PROBLEM —
Note how many lines include the word "mean", and give that number by itself.

(Stored items)
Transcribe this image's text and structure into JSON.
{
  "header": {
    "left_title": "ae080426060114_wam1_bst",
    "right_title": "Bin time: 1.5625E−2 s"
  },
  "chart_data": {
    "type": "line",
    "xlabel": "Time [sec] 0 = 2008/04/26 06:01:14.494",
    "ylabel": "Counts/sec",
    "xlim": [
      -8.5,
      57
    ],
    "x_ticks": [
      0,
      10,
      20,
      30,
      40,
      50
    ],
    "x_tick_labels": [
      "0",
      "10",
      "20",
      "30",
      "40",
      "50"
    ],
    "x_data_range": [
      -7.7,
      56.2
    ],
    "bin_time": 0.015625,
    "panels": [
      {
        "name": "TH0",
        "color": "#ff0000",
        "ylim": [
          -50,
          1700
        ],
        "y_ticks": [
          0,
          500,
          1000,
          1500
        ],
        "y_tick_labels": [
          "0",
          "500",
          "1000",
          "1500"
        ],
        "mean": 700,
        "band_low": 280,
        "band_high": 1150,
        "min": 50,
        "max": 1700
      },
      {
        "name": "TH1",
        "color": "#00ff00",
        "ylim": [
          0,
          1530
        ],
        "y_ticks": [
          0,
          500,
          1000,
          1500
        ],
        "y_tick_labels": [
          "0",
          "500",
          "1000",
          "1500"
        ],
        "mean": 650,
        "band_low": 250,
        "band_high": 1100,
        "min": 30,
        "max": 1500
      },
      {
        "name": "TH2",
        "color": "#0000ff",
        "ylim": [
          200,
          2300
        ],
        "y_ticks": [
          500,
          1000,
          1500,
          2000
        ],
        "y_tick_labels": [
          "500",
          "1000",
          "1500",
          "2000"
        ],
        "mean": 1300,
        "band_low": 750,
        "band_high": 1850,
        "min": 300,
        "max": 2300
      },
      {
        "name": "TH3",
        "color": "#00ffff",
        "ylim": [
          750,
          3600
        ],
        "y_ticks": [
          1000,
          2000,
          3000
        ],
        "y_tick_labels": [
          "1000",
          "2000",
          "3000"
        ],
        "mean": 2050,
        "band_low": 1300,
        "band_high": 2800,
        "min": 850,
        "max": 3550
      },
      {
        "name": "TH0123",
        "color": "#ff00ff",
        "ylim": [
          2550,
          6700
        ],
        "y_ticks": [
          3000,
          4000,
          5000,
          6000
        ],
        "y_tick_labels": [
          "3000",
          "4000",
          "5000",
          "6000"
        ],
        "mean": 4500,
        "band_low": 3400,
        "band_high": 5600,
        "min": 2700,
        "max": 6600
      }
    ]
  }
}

COMPLETE RESPONSE —
5